— start Data lines —
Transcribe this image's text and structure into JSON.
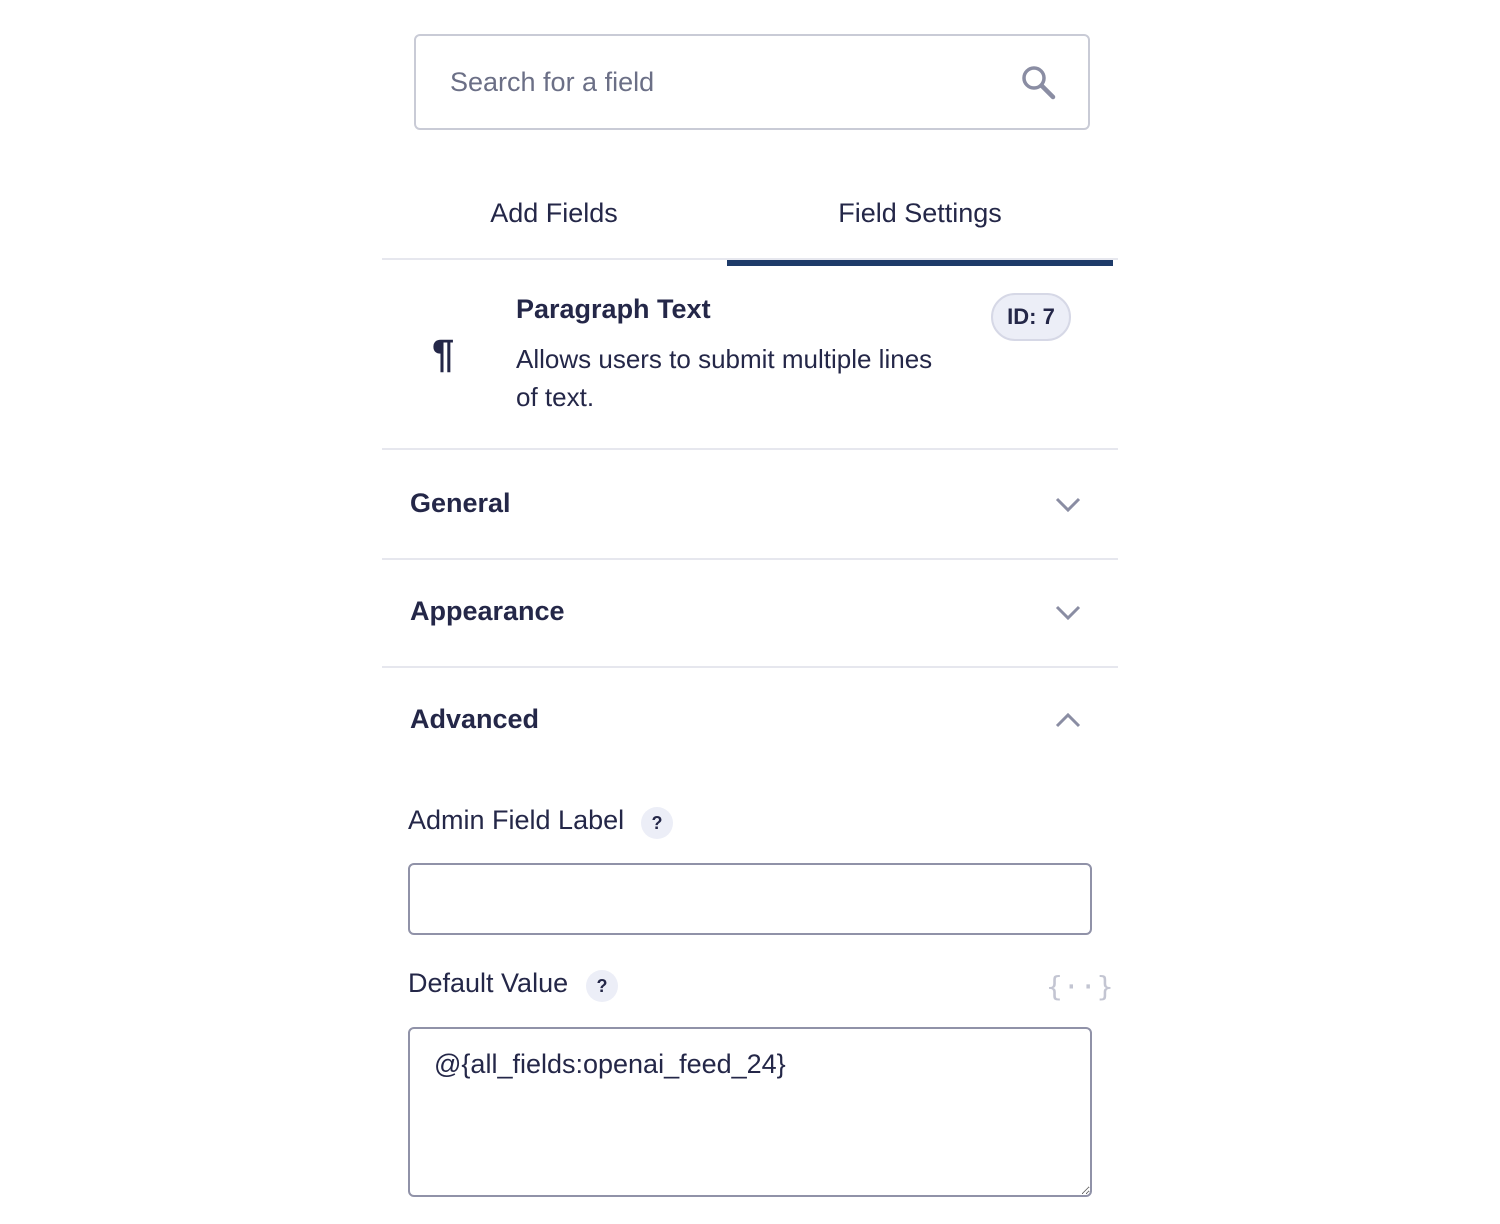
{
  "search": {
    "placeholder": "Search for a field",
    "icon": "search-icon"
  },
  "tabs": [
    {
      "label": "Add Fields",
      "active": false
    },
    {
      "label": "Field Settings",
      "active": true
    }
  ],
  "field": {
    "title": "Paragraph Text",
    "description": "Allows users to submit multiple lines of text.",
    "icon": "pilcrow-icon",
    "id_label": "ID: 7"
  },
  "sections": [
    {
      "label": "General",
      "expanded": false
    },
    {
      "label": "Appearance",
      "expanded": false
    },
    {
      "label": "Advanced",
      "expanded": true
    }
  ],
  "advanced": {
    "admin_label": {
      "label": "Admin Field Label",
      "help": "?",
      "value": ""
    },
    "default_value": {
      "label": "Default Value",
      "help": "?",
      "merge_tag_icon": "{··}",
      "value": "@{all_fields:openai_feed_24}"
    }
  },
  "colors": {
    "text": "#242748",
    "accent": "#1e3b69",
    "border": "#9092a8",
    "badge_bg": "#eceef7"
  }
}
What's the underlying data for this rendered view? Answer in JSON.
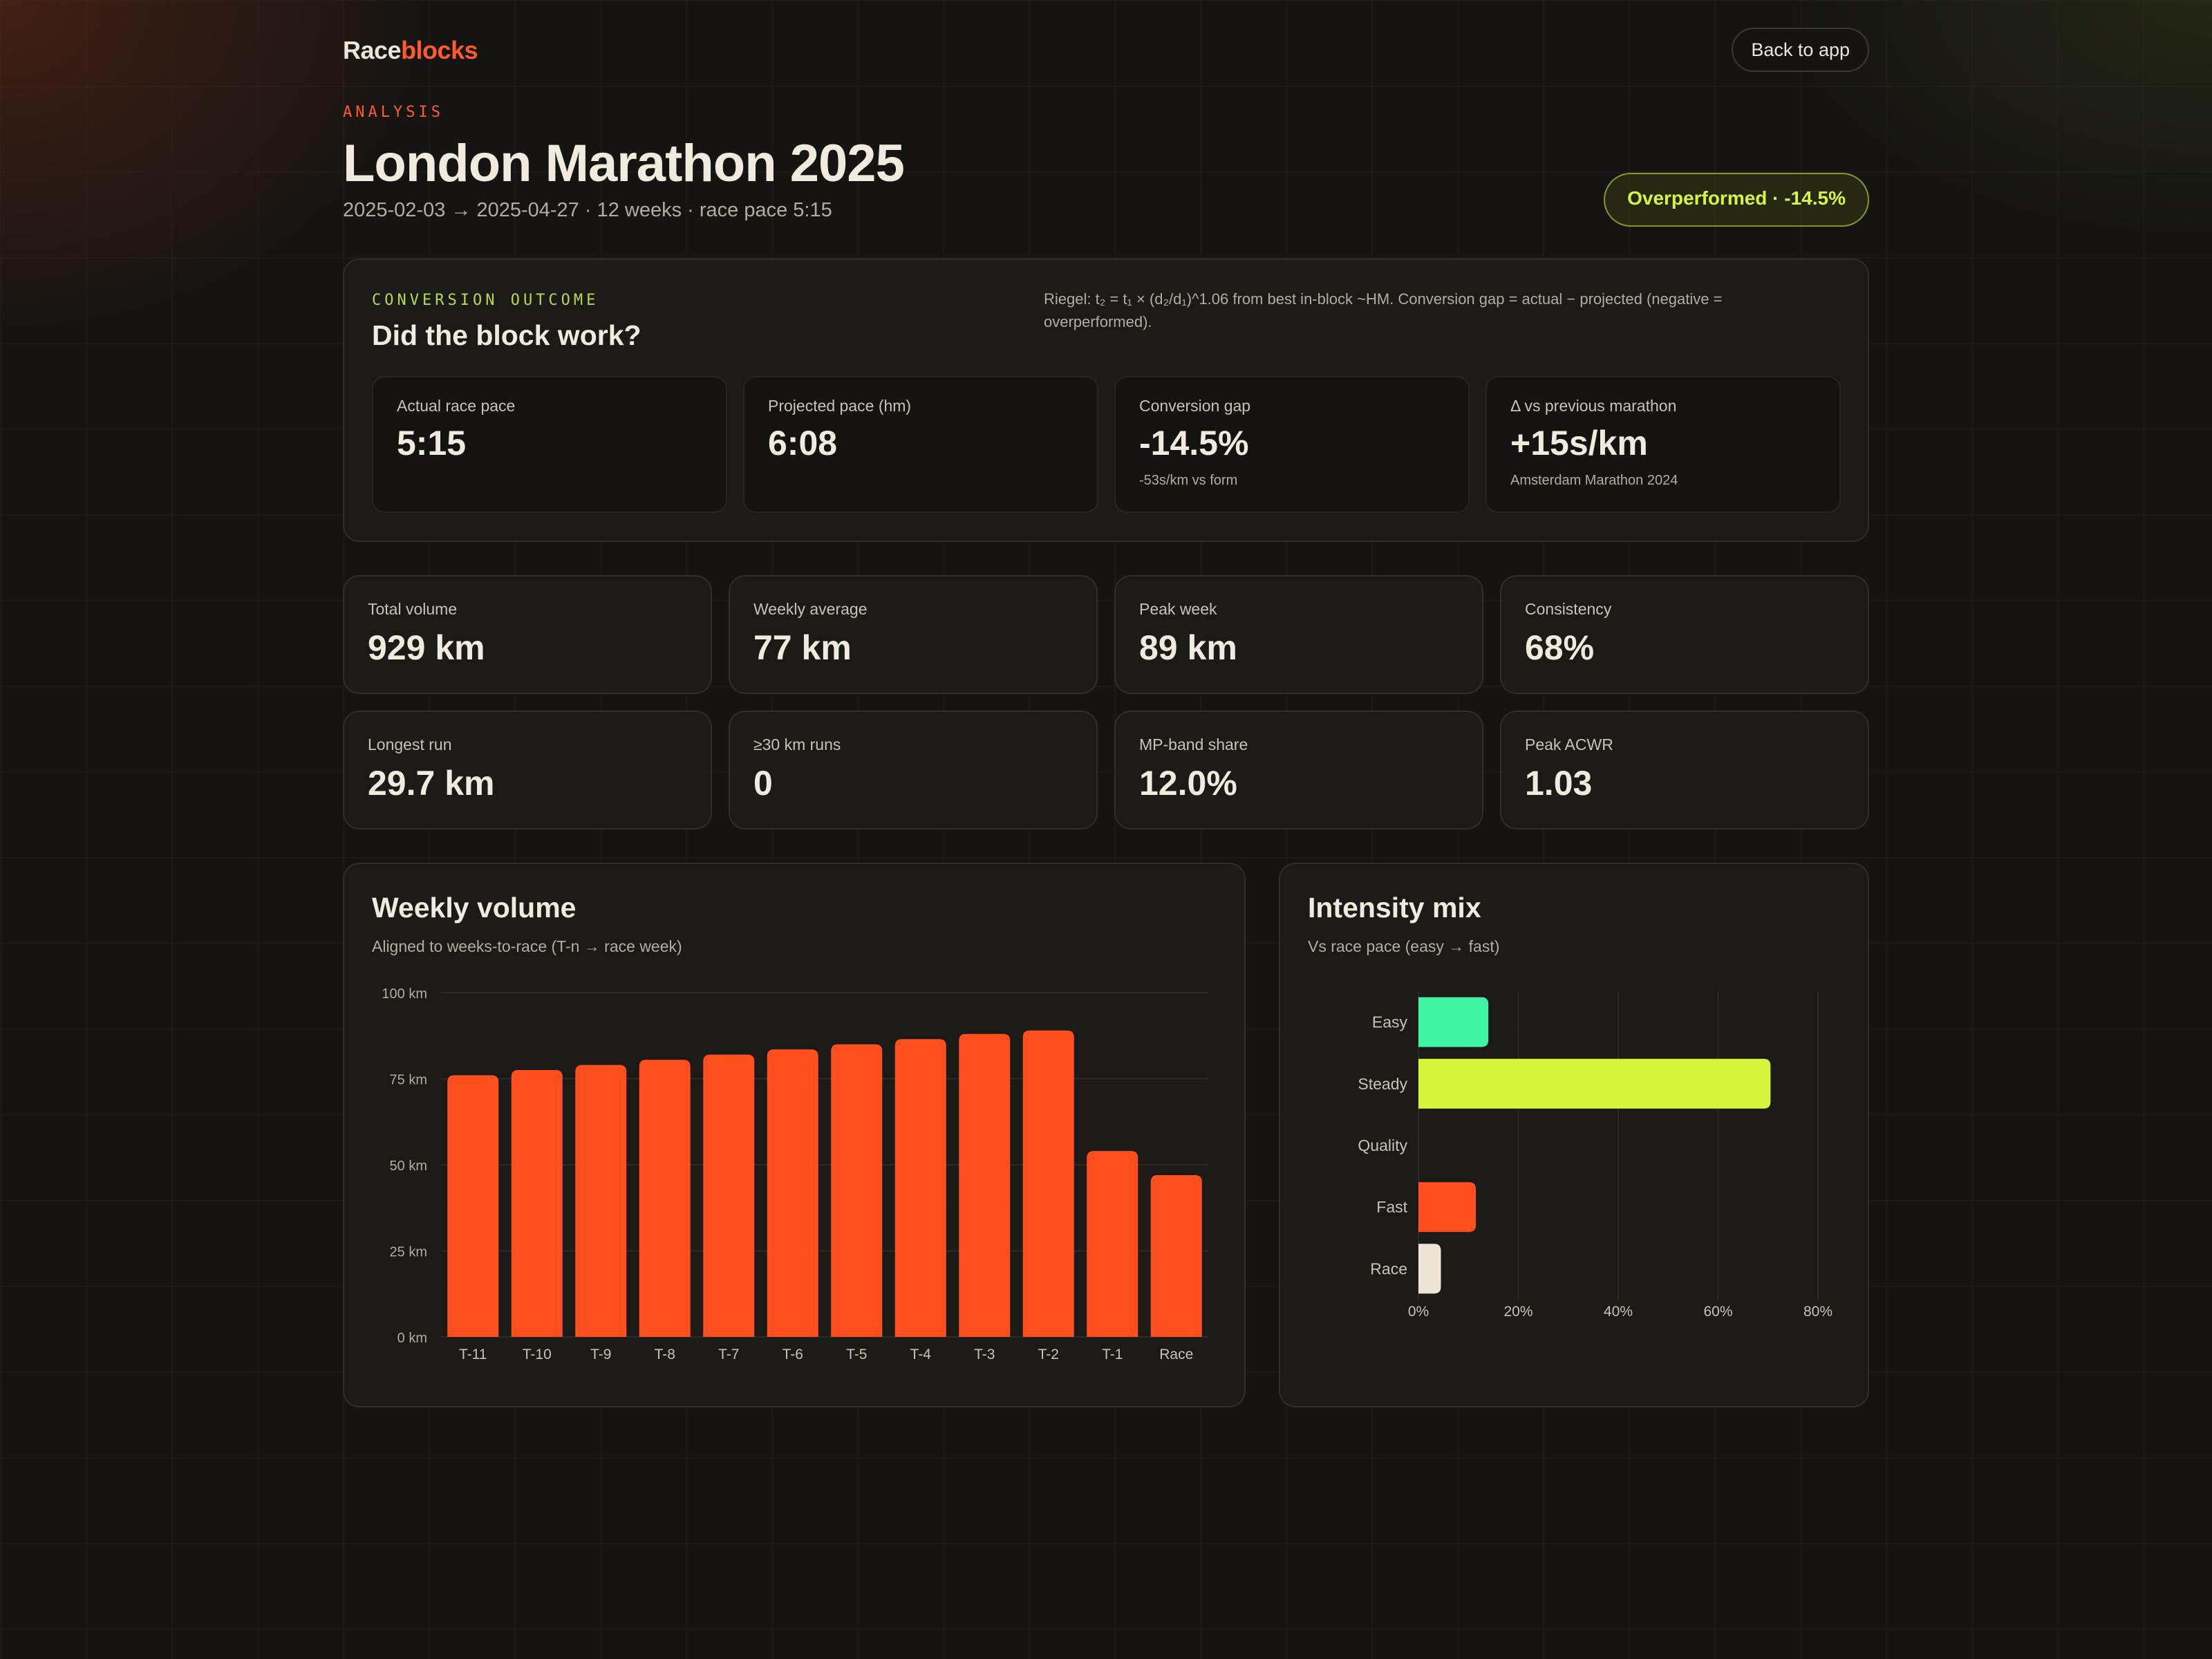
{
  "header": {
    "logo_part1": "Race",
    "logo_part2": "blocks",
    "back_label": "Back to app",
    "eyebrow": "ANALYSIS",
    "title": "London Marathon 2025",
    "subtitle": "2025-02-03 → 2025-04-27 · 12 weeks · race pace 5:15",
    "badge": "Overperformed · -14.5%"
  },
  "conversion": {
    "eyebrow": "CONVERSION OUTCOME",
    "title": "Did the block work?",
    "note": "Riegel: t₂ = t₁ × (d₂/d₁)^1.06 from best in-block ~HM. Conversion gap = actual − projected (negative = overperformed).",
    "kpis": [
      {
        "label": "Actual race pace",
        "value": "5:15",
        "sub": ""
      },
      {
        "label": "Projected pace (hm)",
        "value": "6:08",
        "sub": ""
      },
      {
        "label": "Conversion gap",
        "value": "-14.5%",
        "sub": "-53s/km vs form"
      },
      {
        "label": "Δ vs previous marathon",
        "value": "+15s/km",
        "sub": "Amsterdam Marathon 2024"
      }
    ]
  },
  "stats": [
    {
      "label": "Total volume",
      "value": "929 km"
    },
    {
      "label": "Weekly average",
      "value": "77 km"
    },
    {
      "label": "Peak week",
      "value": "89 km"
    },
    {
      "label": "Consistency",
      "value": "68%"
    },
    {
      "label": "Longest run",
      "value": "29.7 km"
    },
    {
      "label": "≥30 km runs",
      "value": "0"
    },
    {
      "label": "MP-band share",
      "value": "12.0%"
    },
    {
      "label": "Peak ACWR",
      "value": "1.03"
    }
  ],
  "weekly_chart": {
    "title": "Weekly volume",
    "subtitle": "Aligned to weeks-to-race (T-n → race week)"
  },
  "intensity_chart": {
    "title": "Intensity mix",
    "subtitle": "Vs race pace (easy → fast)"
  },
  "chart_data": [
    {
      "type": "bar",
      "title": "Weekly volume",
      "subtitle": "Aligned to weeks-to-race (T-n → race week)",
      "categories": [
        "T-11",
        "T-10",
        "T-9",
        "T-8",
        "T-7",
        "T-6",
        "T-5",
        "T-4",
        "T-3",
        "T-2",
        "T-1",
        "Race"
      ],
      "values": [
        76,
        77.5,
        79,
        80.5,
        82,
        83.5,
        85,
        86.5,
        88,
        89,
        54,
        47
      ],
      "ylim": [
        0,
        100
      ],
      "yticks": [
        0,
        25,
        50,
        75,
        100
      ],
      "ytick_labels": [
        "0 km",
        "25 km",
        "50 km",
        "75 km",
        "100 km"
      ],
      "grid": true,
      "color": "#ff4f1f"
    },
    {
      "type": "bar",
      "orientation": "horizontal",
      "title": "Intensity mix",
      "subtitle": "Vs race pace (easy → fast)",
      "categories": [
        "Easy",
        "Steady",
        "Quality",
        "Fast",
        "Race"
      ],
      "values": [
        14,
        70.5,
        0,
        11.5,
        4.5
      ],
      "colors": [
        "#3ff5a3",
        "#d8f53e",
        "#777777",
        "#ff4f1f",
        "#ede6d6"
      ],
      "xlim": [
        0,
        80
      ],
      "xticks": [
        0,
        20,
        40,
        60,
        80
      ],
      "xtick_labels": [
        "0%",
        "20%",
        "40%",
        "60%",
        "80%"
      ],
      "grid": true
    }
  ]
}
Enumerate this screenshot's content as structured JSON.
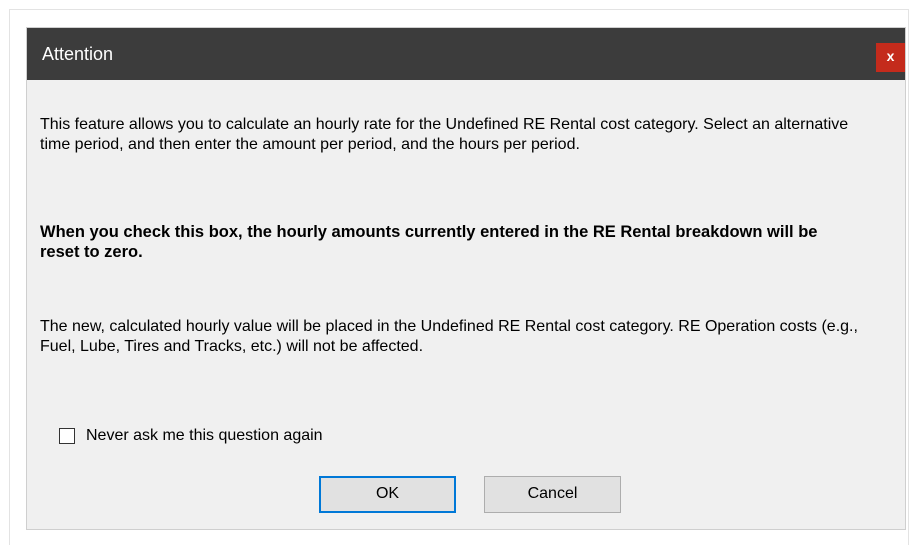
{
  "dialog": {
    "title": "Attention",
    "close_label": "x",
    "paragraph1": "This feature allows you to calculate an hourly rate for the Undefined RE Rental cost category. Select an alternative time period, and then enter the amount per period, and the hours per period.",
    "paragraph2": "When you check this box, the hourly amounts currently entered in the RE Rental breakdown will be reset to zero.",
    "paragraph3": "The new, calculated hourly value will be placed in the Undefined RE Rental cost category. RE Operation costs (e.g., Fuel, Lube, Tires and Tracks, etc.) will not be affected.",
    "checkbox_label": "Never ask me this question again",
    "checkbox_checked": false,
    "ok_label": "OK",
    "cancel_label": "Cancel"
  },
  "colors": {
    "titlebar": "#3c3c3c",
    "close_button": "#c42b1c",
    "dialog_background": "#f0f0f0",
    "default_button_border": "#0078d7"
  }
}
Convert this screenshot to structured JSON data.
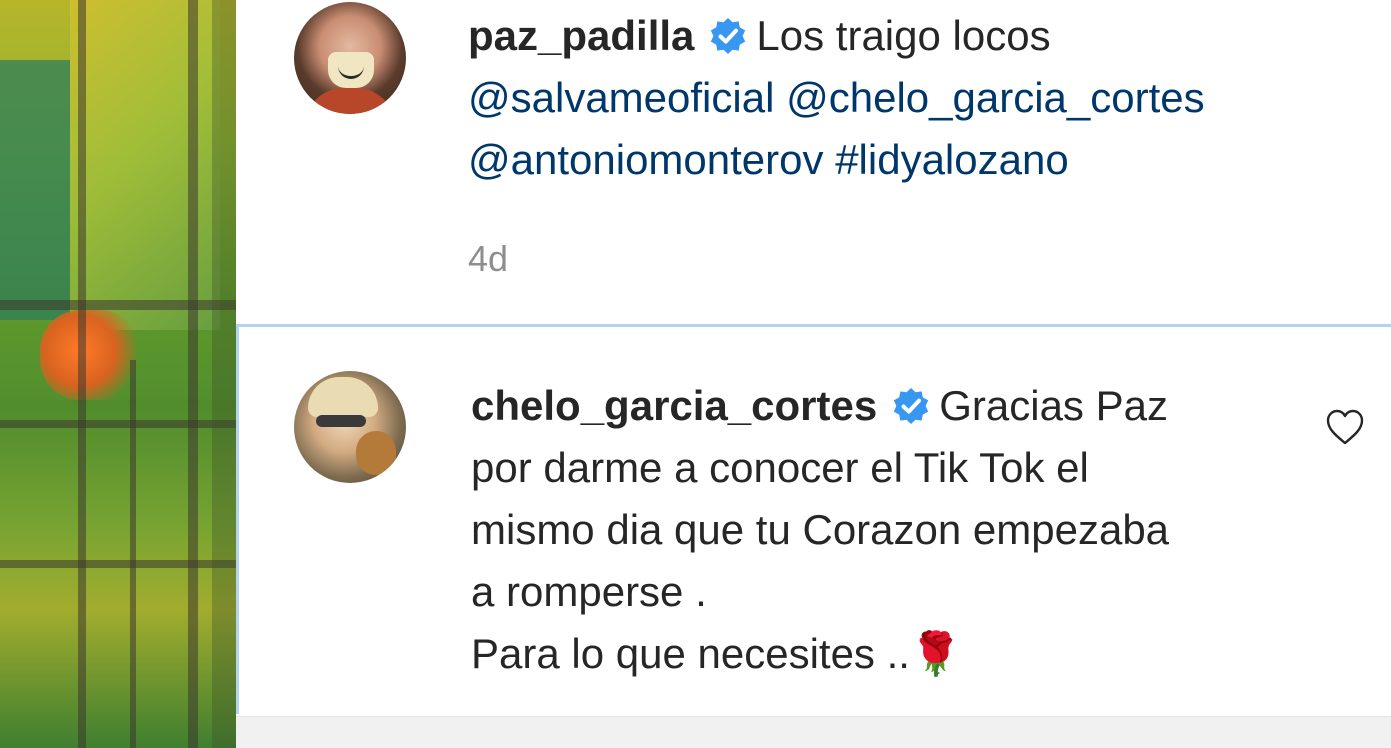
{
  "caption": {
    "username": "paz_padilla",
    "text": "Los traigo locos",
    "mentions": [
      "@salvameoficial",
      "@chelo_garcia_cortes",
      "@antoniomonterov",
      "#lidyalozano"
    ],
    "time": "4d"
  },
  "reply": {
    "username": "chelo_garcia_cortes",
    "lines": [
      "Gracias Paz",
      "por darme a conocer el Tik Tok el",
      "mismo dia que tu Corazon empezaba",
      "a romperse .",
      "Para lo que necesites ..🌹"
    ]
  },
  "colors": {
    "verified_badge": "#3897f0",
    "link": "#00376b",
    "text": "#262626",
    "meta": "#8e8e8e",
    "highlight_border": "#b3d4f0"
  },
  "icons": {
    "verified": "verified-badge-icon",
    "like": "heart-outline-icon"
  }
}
— end Data lines —
> **Directions**
Copy every line of the data that holds the string "eyebrow".

> **Exercise output**
    "eyebrow": "ANALYSIS",
    "eyebrow": "CONVERSION OUTCOME",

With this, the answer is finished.